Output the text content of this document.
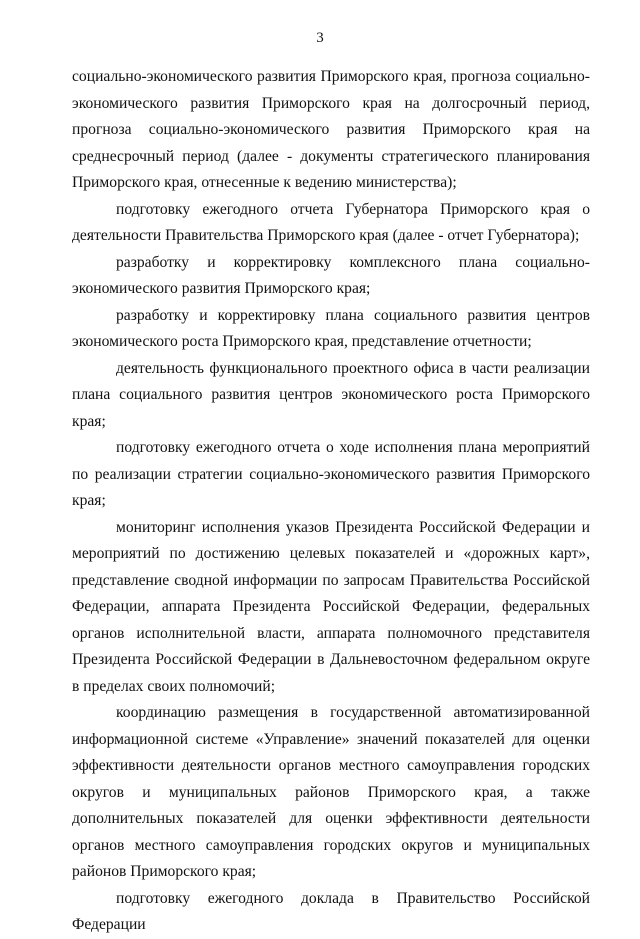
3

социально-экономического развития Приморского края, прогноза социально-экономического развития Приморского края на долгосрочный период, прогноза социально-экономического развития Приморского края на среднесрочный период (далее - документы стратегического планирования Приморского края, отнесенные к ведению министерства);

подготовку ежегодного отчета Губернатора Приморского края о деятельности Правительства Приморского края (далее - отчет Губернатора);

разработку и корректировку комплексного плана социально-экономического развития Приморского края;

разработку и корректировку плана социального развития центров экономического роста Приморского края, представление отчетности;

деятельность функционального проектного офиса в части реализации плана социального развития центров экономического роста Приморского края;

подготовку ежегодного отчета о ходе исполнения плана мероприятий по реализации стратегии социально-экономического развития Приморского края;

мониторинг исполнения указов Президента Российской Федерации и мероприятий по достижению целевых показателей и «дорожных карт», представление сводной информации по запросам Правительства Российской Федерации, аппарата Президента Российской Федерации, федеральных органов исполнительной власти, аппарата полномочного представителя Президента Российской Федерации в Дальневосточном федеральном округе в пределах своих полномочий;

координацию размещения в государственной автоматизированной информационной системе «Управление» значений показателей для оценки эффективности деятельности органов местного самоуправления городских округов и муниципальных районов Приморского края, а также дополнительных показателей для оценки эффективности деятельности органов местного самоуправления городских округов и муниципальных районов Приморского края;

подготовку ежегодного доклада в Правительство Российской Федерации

- - -

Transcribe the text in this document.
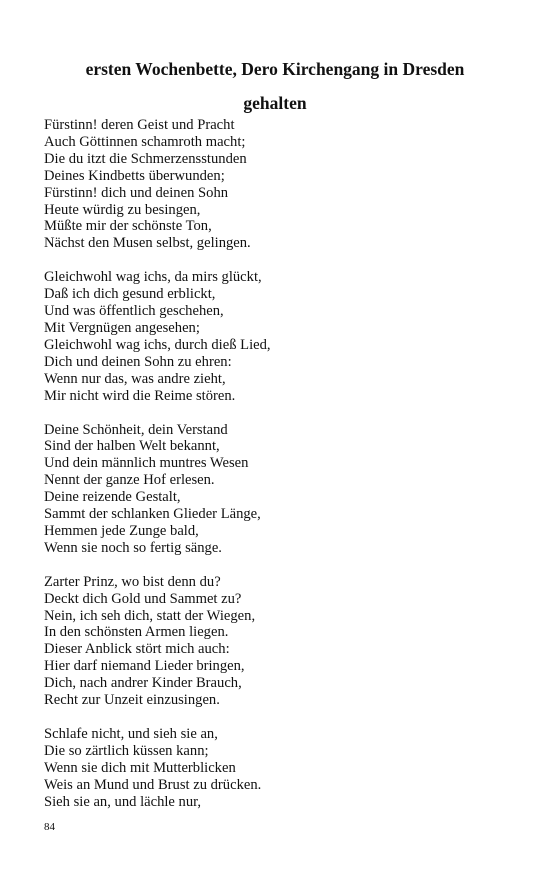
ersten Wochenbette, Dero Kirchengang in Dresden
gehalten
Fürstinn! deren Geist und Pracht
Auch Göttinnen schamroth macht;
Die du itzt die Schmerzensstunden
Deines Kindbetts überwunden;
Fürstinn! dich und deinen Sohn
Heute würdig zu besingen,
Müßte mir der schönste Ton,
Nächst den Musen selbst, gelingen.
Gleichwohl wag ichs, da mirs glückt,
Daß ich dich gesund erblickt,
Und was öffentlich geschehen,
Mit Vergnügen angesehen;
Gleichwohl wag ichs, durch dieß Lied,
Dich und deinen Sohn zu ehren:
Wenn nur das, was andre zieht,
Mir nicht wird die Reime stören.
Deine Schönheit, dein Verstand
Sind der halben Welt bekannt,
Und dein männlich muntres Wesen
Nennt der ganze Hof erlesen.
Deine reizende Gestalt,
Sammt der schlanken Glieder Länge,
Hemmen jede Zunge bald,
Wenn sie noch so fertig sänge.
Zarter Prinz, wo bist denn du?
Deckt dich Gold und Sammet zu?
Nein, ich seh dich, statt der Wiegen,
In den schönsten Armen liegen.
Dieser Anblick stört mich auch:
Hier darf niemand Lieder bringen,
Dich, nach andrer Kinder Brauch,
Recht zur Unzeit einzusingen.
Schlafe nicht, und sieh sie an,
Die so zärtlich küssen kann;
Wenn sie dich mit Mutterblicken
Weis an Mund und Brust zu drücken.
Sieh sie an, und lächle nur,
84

- - -

SET TASK: In the entries above, count every line containing the word "разработку". Write only the total.

THE OUTPUT: 2